Your answer is a single number: how many lines hold the word "Family"?

>>>>>

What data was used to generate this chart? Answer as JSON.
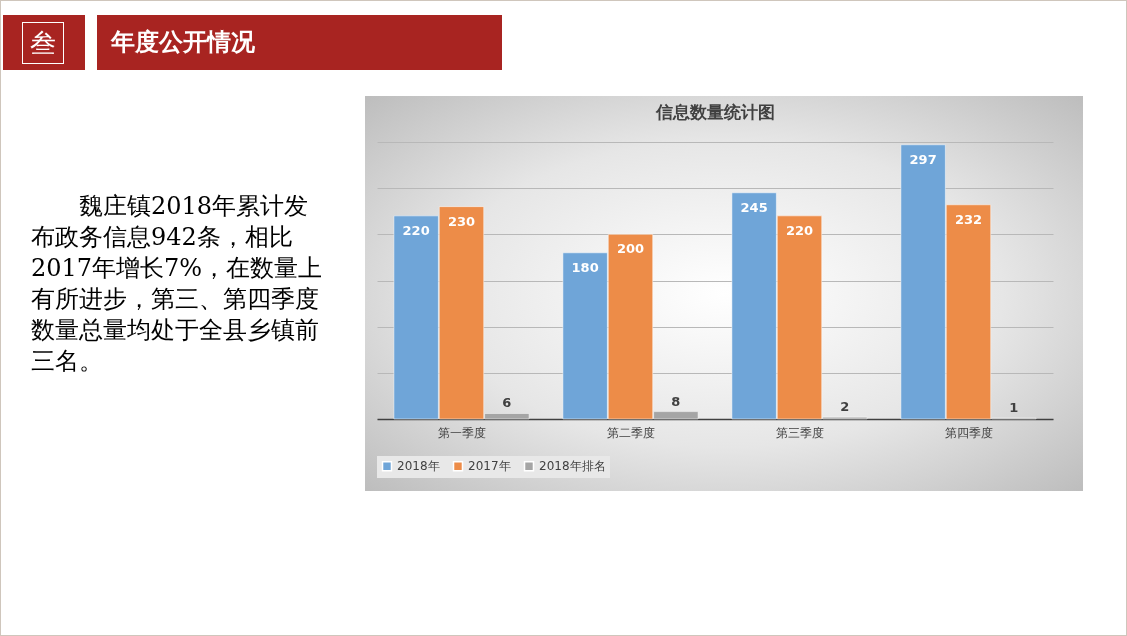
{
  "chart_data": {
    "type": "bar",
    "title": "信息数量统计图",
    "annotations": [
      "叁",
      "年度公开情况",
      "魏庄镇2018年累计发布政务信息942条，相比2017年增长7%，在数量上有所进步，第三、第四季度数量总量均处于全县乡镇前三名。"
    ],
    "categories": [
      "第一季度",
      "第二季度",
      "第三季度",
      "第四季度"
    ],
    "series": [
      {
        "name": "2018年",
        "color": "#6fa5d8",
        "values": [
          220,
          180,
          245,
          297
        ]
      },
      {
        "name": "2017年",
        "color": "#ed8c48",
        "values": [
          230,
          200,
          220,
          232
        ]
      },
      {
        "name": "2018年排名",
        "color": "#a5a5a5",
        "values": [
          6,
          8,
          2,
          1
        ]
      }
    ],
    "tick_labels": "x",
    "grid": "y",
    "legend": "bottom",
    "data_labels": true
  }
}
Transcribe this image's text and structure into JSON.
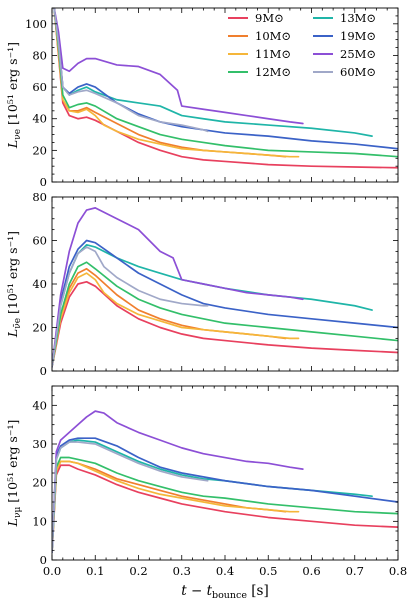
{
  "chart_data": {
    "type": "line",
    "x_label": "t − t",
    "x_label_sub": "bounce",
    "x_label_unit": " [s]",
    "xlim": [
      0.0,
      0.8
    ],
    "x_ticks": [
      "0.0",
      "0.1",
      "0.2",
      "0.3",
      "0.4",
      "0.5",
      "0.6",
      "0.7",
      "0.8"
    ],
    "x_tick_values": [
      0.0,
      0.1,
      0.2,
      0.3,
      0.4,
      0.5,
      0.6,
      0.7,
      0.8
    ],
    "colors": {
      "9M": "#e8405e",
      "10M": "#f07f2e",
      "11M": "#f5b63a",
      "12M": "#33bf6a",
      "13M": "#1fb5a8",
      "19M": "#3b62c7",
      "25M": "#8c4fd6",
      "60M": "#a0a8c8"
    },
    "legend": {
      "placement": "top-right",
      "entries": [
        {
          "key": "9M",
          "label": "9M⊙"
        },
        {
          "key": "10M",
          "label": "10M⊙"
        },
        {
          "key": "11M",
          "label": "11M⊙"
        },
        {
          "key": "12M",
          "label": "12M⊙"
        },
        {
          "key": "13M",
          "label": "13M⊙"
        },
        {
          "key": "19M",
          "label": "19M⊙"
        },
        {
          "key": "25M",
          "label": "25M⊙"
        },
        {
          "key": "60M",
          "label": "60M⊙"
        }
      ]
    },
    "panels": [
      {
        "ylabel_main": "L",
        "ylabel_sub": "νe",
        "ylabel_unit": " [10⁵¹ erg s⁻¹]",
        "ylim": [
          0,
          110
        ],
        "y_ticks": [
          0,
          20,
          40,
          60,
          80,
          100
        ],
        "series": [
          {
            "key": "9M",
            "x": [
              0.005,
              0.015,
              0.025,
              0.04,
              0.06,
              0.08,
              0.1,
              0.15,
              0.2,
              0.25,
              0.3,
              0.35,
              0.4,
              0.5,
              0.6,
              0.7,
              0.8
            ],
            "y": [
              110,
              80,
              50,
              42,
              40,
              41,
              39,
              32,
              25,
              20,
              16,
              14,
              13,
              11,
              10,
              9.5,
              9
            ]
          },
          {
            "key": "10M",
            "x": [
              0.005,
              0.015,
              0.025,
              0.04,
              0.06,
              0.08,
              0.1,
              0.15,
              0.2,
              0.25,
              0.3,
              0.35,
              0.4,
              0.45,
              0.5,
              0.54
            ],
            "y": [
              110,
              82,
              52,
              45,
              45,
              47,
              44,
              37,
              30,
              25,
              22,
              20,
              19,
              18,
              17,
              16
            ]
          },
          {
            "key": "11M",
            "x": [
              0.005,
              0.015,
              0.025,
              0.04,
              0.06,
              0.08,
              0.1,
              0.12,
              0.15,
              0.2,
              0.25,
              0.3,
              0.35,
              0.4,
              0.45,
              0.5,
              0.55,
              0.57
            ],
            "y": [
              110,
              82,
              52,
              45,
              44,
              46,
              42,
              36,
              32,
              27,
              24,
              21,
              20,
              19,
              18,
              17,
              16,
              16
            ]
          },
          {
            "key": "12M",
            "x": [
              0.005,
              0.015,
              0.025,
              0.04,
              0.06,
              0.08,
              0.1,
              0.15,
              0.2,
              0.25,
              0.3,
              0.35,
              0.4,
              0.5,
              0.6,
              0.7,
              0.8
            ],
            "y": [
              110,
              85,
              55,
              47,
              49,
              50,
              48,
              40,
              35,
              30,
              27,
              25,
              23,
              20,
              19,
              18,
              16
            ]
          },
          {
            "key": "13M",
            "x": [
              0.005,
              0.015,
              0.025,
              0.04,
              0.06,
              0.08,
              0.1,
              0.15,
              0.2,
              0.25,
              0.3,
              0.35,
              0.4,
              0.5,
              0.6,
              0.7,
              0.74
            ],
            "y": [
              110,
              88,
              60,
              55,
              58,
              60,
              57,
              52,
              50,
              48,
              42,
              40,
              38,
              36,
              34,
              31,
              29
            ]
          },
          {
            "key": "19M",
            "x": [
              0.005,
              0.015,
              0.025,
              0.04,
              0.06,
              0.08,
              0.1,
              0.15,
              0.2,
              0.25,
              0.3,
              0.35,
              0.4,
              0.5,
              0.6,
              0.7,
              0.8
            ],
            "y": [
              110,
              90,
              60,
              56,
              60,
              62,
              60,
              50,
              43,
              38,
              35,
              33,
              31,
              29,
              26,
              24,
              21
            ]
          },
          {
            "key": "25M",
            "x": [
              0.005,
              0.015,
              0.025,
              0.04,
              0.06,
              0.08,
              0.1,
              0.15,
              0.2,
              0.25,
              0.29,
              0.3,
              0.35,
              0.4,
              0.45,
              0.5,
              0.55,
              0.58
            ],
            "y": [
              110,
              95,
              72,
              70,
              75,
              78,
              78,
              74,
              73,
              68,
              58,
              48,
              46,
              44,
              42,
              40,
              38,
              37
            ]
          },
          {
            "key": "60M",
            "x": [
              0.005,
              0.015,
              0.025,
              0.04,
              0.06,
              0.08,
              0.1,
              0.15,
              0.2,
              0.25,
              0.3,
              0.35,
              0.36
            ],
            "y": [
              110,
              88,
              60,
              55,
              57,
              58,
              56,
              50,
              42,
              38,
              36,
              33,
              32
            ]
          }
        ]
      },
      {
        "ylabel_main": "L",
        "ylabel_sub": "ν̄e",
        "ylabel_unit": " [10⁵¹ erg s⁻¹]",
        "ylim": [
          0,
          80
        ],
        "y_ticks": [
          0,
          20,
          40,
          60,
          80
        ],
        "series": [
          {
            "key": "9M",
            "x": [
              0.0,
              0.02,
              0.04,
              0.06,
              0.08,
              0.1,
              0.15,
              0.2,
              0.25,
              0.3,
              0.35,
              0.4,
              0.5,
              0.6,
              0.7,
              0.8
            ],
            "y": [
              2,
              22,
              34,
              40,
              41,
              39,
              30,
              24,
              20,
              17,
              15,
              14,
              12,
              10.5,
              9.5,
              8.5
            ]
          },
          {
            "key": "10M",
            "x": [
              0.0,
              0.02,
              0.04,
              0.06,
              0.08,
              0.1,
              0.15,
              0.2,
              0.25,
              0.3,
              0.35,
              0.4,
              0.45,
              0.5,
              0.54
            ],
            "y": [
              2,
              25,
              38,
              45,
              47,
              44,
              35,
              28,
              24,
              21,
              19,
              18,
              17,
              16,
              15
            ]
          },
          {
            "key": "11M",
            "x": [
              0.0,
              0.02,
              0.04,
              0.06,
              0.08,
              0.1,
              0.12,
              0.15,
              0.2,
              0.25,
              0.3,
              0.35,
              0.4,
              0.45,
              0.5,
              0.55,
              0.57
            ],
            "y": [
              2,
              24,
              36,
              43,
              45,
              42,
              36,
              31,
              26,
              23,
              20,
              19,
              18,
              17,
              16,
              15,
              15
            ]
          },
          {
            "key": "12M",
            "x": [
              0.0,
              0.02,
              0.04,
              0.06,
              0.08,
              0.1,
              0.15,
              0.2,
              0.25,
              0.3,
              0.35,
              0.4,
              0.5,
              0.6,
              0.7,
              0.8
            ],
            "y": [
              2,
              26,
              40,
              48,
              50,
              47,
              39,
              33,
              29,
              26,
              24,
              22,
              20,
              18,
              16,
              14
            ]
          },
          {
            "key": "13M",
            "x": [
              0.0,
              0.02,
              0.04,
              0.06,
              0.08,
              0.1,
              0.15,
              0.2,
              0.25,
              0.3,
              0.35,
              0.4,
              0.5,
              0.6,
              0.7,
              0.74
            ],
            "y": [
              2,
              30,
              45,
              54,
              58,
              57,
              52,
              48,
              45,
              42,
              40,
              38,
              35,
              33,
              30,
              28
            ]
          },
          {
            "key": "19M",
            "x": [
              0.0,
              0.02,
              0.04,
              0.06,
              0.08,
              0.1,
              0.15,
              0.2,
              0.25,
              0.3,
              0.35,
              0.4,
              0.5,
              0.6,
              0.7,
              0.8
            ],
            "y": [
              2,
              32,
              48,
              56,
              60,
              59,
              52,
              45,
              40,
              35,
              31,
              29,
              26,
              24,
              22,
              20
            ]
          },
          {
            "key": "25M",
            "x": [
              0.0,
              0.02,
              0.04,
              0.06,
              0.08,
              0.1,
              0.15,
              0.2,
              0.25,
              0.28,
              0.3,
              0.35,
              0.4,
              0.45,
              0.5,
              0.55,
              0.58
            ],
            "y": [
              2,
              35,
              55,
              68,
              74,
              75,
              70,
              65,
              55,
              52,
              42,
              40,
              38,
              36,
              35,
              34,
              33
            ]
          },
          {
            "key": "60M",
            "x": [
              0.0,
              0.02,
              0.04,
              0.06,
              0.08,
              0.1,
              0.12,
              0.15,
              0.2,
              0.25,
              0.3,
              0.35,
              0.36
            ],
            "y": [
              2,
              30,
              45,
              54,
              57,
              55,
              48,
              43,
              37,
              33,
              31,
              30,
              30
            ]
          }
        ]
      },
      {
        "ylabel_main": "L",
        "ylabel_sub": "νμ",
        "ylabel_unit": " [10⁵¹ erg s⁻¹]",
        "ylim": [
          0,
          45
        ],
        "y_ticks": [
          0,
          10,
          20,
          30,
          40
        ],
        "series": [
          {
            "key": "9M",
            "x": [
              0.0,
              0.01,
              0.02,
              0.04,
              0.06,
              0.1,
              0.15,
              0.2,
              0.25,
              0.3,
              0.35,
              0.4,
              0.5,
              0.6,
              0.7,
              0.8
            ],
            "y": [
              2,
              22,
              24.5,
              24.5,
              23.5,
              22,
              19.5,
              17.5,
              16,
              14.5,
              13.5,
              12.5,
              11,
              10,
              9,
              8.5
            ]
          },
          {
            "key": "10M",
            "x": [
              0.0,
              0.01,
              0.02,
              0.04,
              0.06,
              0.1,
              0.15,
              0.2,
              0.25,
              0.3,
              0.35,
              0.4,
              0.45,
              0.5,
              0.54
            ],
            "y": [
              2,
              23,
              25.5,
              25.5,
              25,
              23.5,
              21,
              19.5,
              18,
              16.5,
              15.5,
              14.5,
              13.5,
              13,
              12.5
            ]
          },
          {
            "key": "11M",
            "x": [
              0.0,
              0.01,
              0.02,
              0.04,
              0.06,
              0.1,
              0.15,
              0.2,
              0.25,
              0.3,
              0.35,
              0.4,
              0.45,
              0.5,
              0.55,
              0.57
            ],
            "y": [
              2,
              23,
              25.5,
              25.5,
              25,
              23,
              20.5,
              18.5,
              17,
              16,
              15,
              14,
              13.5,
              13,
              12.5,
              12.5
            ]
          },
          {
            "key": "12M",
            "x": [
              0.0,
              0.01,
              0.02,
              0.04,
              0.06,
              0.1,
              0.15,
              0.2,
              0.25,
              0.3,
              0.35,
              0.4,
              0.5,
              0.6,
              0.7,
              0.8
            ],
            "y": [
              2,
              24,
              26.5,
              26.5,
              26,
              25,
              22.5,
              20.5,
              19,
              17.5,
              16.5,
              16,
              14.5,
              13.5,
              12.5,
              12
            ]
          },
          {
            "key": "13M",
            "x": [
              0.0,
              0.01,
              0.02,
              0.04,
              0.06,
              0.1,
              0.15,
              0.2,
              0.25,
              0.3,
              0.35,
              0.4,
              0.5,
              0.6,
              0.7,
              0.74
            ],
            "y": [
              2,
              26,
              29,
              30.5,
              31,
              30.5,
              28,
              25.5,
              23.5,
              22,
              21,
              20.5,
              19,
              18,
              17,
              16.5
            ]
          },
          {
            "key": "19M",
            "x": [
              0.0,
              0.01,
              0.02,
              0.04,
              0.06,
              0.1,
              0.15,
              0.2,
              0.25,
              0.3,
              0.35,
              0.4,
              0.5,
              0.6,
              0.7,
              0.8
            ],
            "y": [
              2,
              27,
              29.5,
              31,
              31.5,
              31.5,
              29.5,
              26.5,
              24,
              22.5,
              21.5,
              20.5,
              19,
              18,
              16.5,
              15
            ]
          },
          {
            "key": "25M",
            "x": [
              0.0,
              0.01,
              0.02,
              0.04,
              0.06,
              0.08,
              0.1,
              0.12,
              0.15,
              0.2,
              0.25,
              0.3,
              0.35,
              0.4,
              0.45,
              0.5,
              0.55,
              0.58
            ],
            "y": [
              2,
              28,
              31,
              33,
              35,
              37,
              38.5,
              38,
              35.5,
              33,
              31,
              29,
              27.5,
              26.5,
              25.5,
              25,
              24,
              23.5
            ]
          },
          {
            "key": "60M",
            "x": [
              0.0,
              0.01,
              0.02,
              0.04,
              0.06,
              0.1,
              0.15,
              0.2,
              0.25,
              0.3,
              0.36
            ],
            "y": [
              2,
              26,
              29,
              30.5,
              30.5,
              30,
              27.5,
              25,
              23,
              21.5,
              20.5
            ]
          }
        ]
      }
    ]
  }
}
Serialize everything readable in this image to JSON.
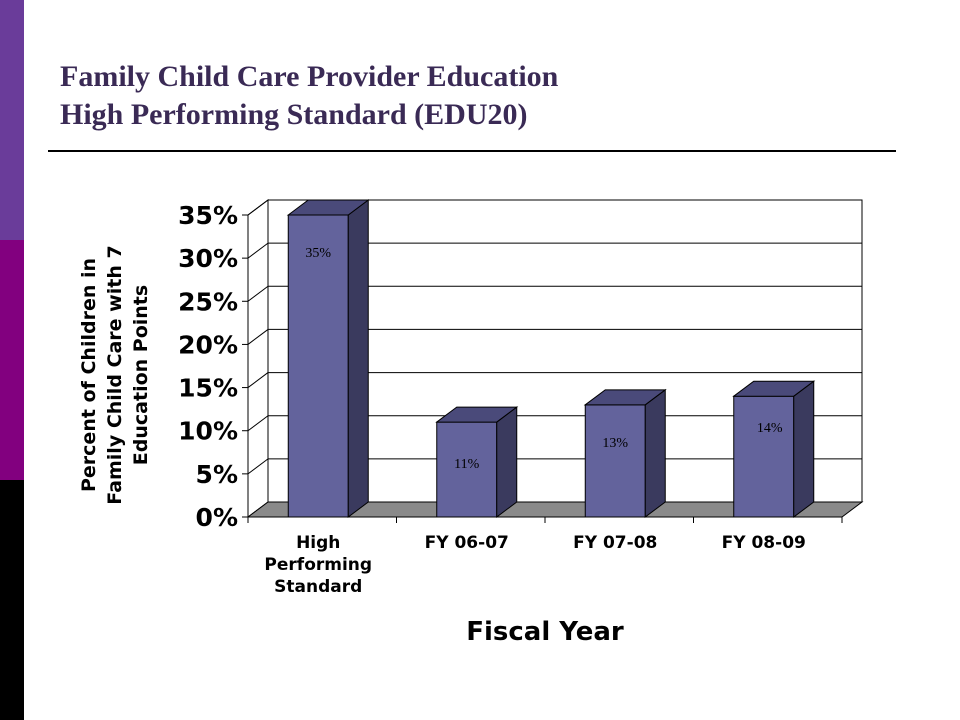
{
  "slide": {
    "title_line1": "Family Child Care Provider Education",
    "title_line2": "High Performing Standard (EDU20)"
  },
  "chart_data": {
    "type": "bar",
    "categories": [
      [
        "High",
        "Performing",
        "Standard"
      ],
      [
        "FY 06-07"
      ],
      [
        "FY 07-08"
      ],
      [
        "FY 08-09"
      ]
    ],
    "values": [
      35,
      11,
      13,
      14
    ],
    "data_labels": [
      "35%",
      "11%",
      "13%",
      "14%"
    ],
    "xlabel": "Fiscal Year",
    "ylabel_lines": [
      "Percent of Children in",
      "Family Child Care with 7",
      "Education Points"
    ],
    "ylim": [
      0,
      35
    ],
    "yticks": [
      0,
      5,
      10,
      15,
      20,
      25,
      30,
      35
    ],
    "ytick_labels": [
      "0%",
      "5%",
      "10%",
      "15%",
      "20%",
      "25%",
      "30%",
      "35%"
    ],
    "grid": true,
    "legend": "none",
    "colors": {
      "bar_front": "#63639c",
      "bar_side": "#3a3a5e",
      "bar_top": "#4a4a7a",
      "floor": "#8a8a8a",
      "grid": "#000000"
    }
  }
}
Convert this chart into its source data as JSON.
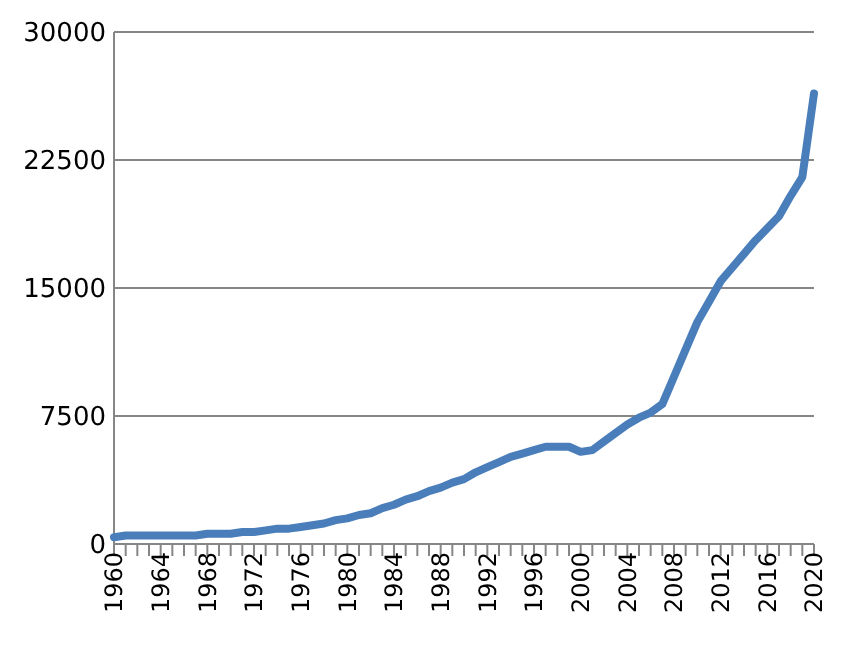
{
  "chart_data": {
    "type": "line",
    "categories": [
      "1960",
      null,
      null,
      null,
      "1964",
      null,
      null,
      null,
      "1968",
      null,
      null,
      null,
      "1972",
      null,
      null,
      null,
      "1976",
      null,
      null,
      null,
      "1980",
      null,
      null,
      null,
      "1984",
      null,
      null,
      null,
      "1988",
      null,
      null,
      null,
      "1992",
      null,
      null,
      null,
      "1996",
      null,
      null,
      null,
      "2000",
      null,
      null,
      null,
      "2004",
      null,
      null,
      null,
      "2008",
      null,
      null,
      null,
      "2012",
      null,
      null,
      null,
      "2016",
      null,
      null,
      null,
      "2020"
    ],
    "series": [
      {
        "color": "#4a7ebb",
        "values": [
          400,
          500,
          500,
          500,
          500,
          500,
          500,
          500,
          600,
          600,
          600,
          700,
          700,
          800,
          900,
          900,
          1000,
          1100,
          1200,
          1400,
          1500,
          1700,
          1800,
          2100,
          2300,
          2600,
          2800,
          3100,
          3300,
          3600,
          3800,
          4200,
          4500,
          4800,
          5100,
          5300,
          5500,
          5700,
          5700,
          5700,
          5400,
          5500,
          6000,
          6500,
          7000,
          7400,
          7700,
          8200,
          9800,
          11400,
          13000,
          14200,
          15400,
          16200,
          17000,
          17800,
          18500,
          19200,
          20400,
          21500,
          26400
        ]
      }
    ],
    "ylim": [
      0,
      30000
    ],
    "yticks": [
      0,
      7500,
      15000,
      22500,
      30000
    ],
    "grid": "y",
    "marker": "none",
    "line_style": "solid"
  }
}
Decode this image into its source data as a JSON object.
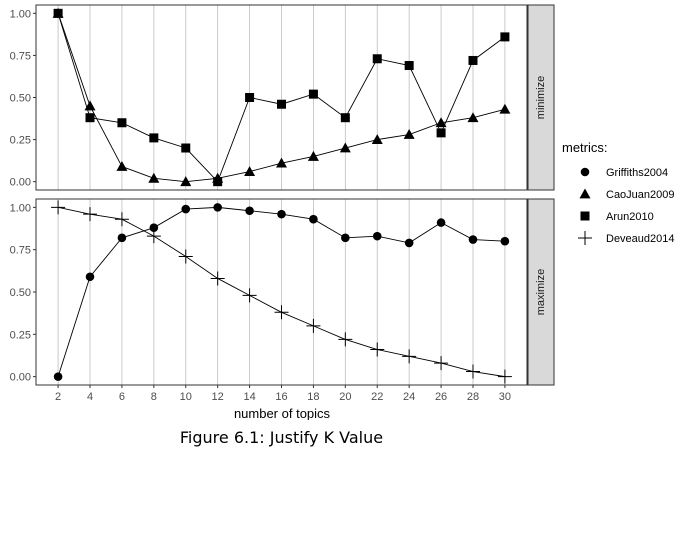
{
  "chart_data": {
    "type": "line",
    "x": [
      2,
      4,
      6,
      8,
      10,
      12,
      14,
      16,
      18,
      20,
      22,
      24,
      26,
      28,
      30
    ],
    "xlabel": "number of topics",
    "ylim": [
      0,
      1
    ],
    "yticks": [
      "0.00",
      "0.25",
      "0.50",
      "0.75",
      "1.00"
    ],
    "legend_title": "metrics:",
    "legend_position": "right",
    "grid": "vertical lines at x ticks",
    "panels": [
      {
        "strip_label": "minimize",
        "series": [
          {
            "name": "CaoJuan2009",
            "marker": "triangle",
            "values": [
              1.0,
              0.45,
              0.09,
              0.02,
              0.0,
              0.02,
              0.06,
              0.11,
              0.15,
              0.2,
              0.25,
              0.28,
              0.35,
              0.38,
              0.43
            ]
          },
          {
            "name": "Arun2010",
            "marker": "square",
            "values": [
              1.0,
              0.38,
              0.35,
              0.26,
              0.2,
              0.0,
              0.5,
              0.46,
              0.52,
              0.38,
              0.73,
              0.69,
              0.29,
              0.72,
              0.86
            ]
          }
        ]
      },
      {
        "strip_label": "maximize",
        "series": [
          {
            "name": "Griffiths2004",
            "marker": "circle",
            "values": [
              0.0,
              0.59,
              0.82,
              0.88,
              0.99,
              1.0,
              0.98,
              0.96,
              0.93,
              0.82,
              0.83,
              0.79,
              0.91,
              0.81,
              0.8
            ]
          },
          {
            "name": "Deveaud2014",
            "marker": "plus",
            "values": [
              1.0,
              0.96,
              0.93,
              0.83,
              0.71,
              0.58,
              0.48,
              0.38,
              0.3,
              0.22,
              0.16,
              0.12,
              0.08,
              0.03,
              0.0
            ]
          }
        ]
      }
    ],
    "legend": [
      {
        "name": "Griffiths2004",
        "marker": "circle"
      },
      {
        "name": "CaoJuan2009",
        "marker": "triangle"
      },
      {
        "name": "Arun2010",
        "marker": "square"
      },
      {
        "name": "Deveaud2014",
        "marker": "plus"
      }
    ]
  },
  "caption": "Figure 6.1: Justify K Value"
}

<<<<<

» Answer to the problem
2